[Exercise prompt]:
Take every line from the material that has the word "不属于生命系统的结构层次" in it.

[Provided records]:
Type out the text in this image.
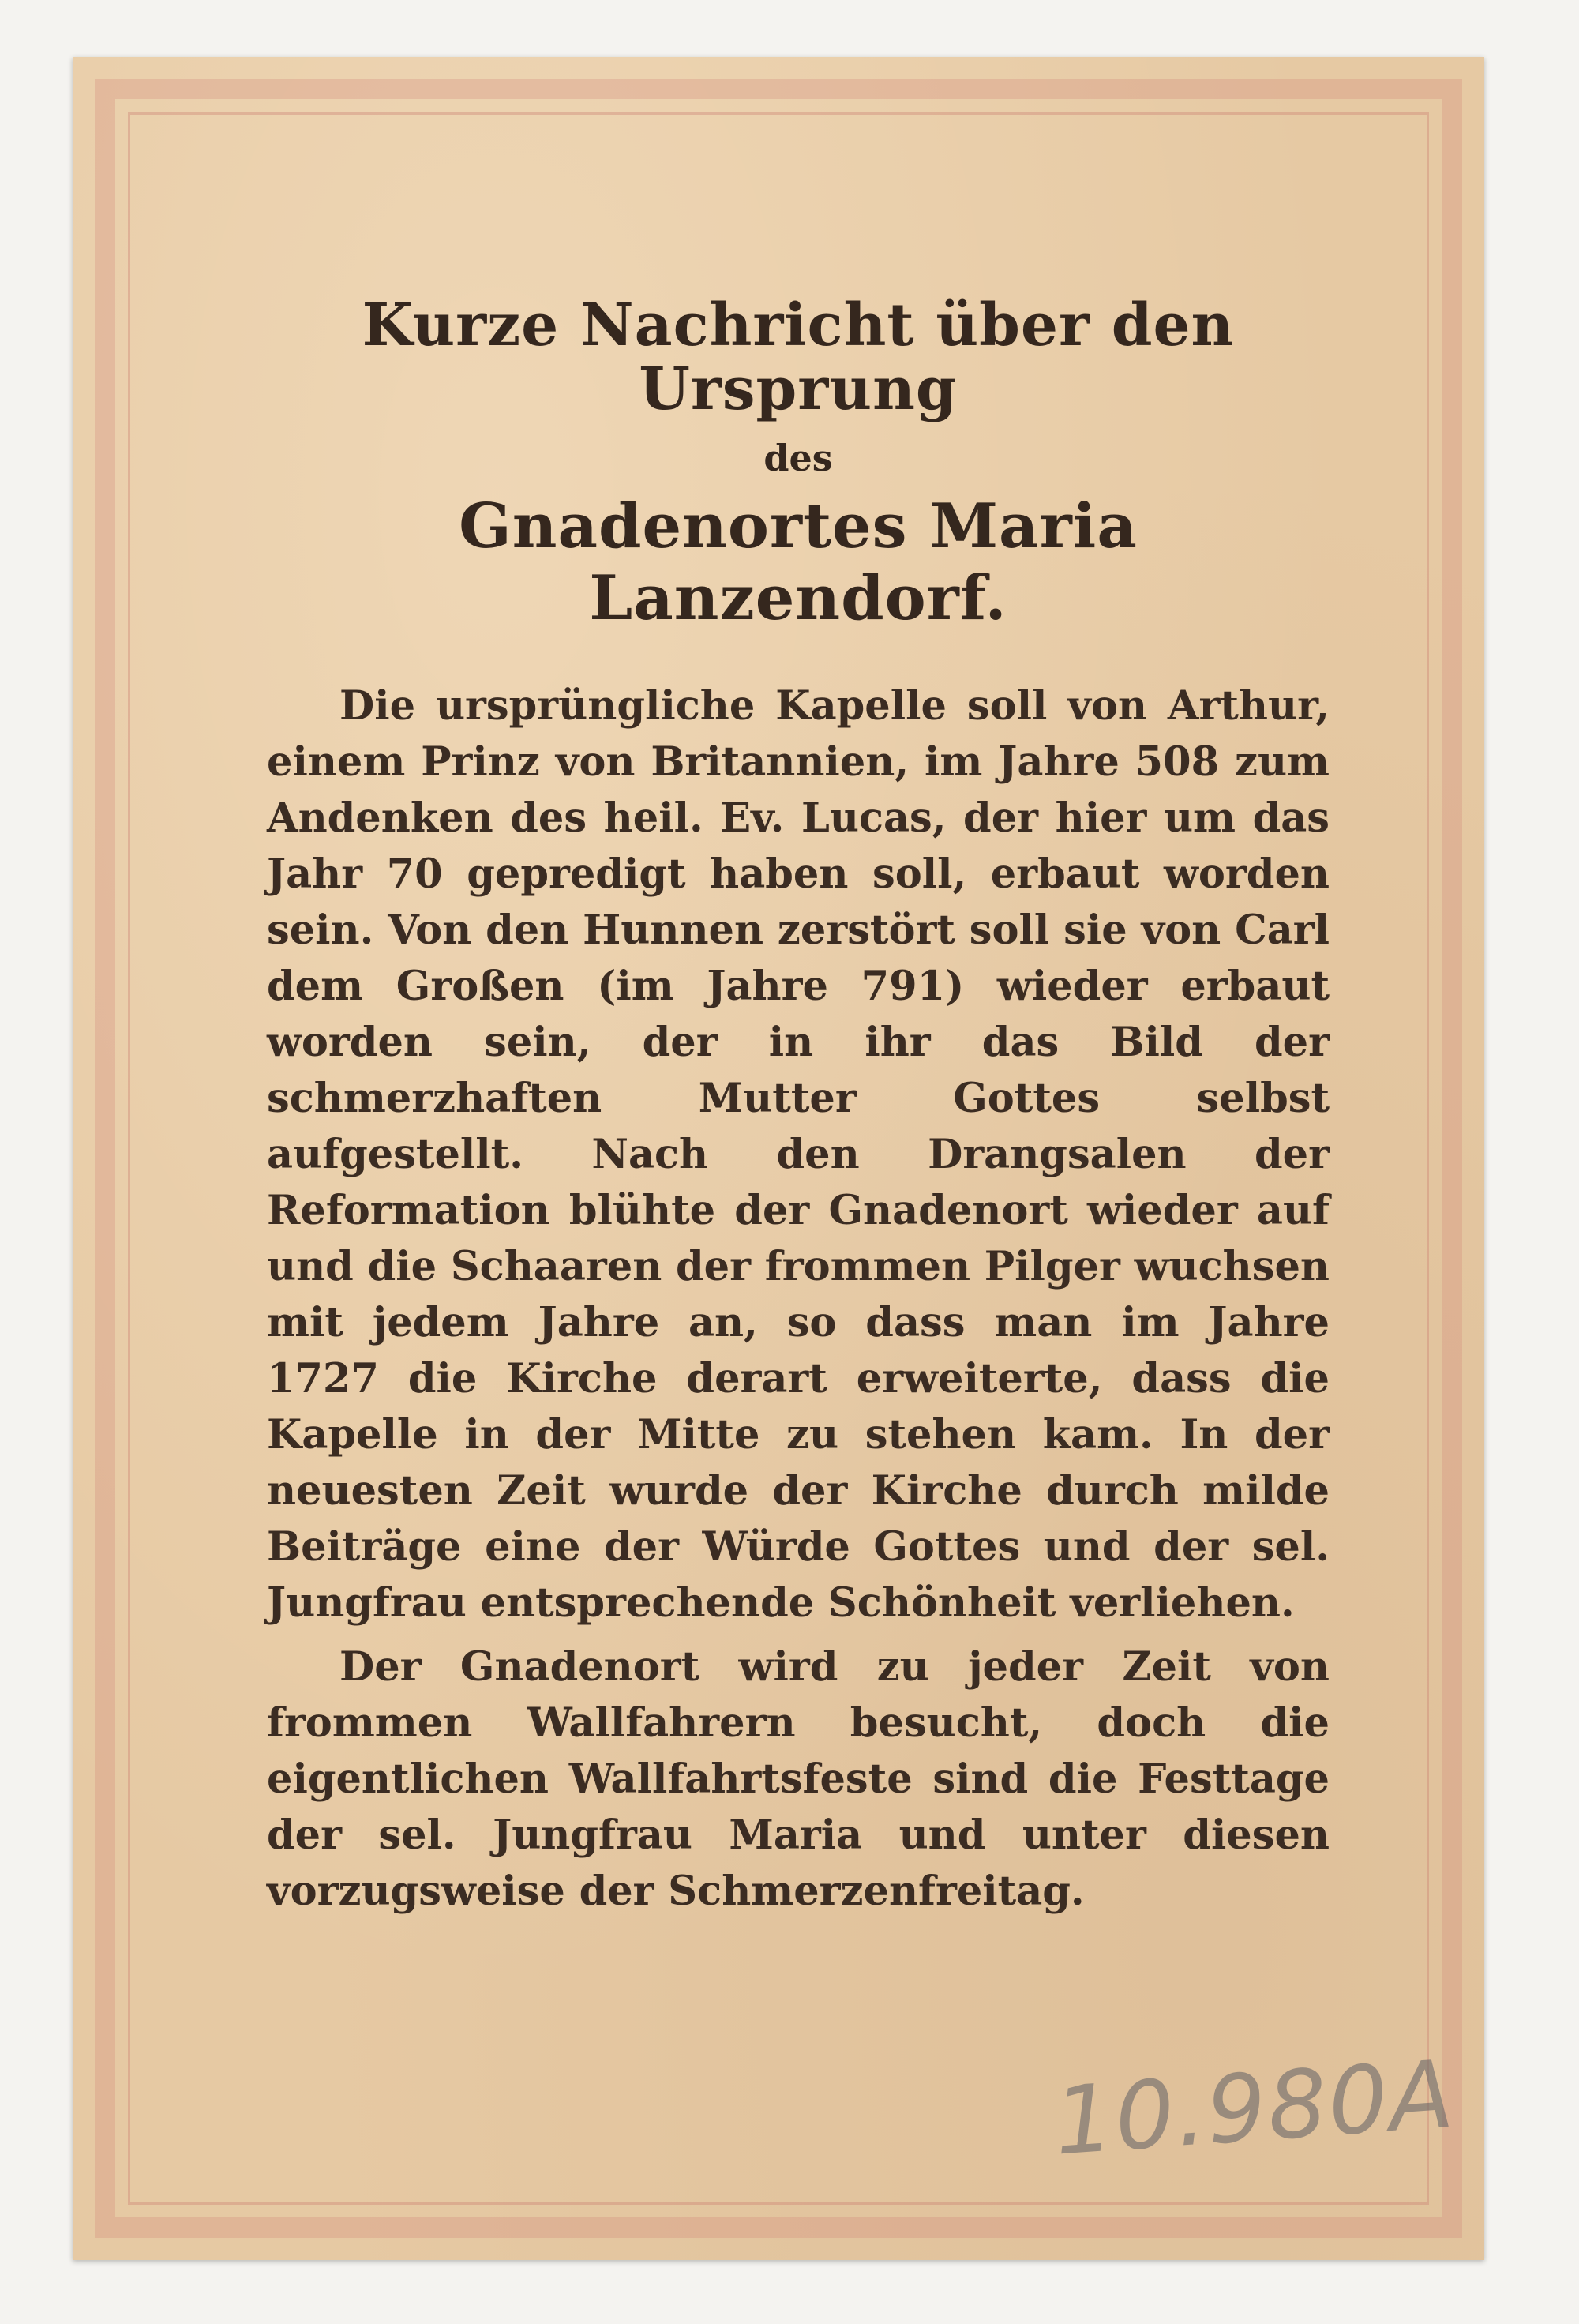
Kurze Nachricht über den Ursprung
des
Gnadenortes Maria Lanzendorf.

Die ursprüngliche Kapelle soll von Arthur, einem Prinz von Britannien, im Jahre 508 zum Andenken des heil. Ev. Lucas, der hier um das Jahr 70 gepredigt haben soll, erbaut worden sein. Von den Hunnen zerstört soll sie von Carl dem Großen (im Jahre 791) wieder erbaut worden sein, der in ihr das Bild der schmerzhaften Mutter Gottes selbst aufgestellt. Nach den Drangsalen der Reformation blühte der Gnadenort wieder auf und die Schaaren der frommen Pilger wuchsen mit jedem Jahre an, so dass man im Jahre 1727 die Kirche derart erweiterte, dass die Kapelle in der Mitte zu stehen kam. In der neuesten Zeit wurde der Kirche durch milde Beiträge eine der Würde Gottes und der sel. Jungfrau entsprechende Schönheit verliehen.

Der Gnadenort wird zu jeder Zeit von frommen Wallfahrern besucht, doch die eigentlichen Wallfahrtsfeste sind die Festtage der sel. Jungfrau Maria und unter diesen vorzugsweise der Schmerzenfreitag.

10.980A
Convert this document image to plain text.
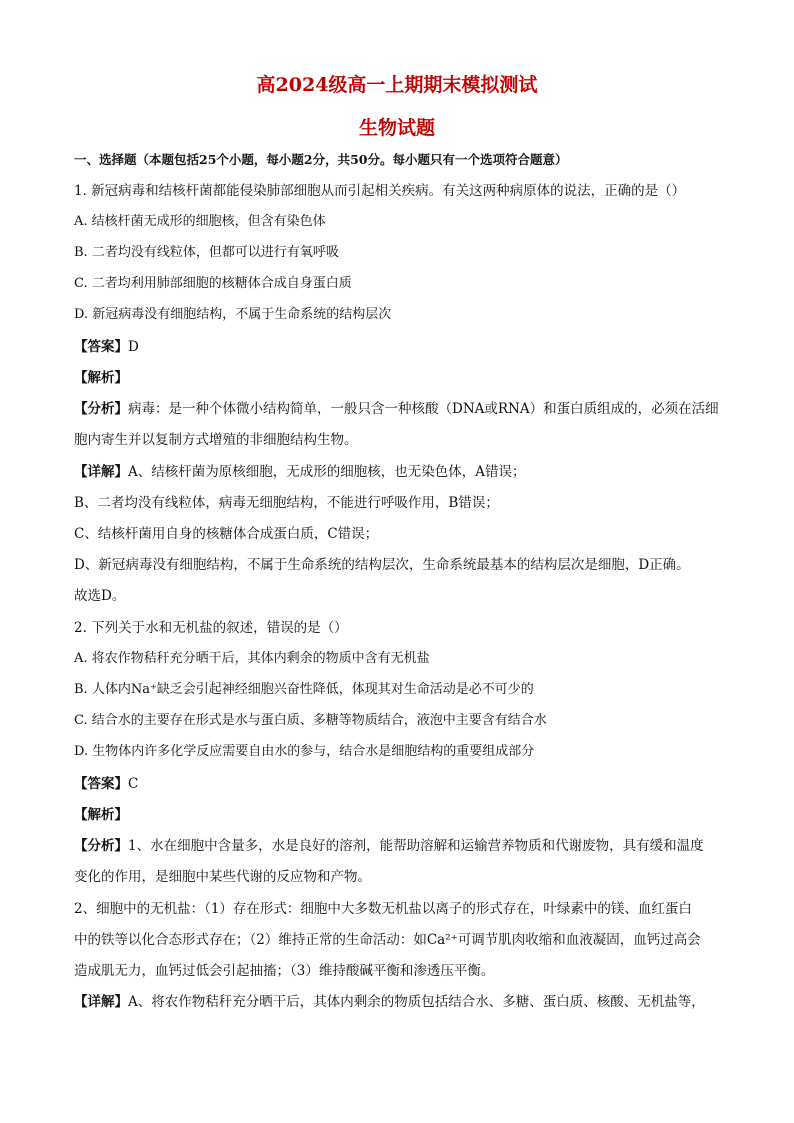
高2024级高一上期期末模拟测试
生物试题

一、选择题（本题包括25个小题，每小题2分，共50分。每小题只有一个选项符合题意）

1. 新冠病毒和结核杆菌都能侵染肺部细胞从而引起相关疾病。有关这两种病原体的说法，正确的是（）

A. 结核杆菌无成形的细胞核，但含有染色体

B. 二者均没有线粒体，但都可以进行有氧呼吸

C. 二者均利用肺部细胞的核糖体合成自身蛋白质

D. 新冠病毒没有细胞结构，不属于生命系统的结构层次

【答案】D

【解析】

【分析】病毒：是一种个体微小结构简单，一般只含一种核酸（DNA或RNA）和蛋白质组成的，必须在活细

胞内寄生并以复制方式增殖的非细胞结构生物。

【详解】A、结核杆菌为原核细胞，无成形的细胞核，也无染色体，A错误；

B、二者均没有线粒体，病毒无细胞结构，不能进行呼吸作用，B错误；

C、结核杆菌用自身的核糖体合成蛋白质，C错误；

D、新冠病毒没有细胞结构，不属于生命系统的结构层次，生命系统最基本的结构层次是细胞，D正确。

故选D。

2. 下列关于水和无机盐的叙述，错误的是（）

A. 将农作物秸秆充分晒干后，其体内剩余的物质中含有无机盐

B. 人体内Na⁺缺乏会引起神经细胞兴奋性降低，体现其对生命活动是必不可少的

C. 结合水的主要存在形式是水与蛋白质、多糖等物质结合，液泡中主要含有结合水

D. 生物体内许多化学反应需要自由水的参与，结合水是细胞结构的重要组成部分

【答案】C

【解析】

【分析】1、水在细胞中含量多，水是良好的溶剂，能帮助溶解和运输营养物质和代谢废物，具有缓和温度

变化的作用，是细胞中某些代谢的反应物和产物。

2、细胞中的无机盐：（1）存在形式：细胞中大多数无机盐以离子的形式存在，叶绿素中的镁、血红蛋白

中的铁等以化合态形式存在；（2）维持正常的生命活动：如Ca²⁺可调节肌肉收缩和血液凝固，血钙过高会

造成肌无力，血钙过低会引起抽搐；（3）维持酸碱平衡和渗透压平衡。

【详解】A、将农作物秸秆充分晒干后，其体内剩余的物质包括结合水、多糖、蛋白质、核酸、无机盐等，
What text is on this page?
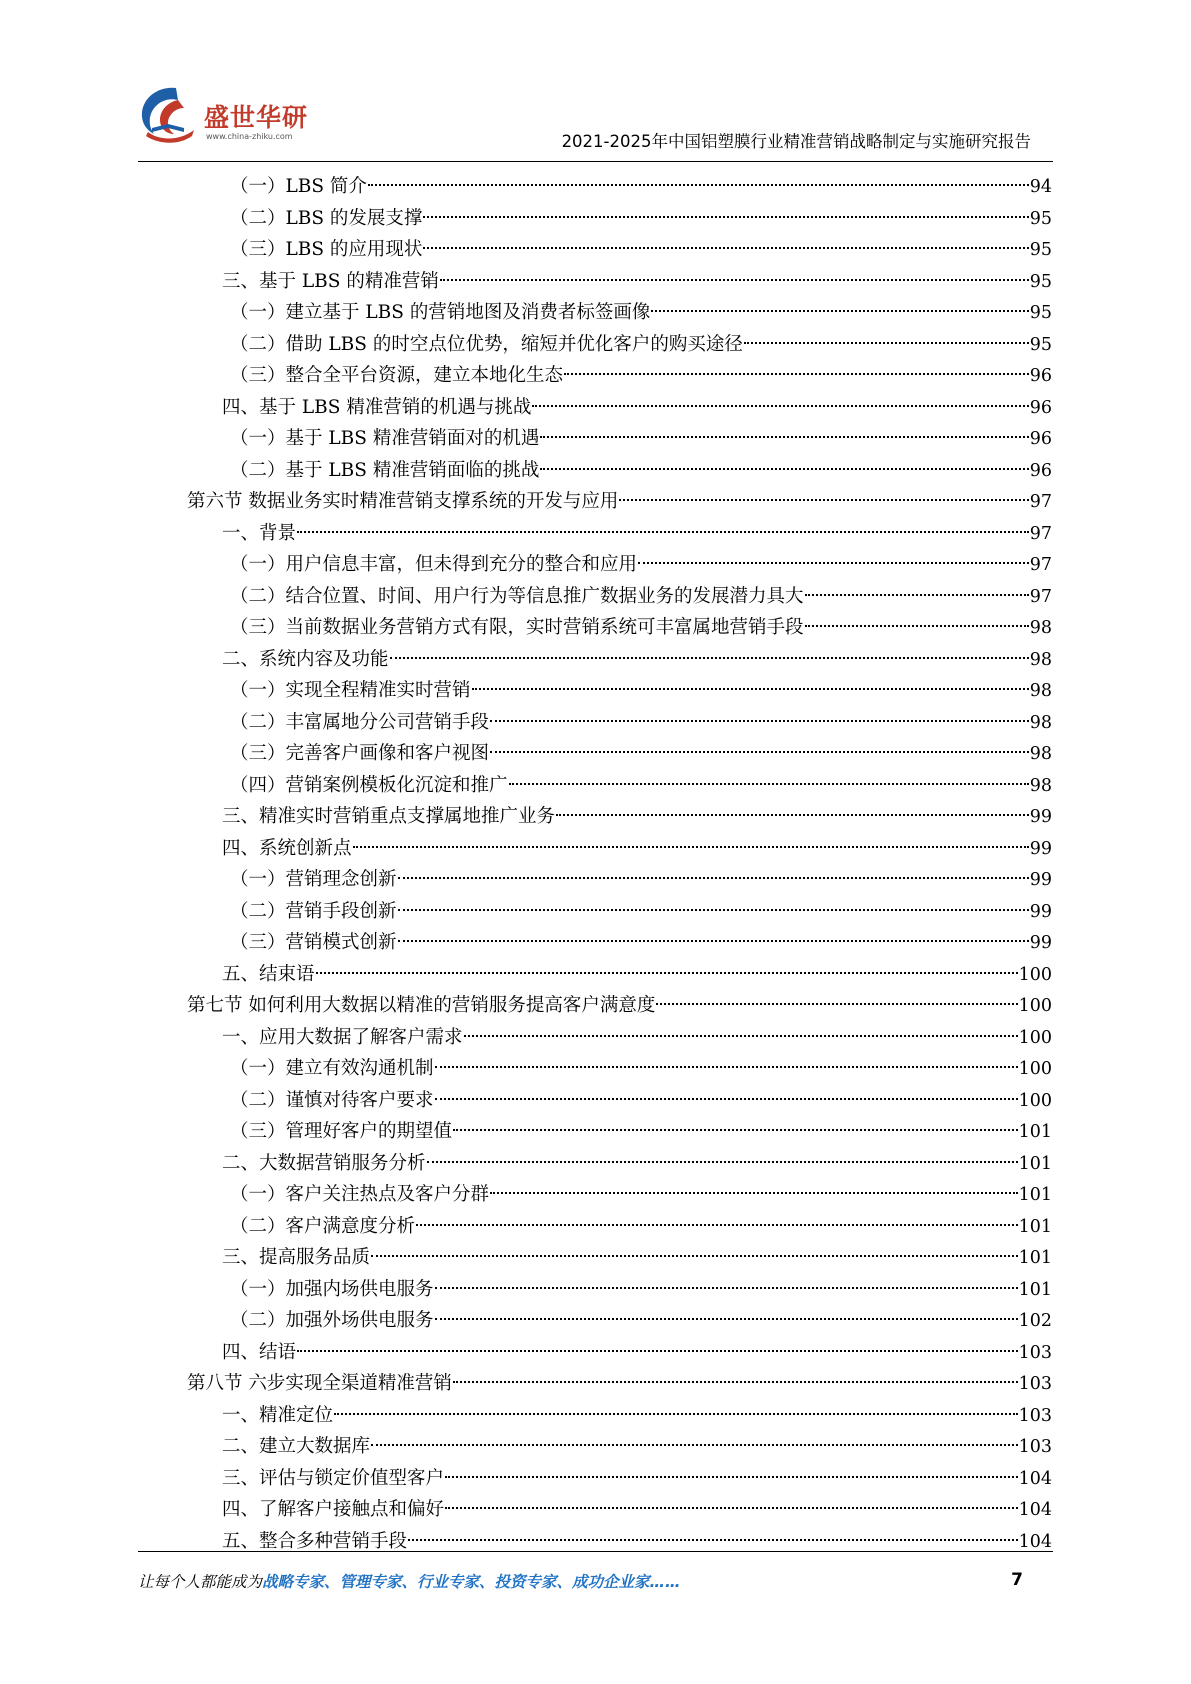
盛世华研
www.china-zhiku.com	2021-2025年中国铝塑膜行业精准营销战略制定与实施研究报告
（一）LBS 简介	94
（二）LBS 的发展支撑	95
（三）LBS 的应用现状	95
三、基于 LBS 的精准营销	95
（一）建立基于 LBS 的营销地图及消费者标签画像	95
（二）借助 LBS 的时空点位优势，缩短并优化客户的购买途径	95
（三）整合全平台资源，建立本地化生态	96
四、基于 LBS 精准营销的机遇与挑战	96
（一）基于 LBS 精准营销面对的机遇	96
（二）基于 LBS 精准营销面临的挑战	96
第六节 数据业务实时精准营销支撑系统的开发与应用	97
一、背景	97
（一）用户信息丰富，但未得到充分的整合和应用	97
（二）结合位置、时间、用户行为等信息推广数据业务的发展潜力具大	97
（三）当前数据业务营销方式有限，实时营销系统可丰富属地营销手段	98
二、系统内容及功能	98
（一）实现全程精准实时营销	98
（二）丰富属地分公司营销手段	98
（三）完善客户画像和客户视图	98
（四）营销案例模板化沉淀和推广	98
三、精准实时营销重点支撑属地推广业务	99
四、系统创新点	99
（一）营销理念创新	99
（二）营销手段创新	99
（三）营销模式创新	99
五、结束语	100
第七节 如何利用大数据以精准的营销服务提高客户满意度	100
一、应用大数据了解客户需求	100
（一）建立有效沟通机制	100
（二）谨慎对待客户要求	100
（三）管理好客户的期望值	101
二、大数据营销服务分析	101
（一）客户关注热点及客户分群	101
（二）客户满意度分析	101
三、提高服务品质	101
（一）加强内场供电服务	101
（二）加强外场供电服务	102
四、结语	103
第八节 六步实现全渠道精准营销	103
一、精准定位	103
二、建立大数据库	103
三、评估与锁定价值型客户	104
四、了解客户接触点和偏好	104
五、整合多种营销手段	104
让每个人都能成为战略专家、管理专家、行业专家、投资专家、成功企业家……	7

[Final answer]:
D. 新冠病毒没有细胞结构，不属于生命系统的结构层次
D、新冠病毒没有细胞结构，不属于生命系统的结构层次，生命系统最基本的结构层次是细胞，D正确。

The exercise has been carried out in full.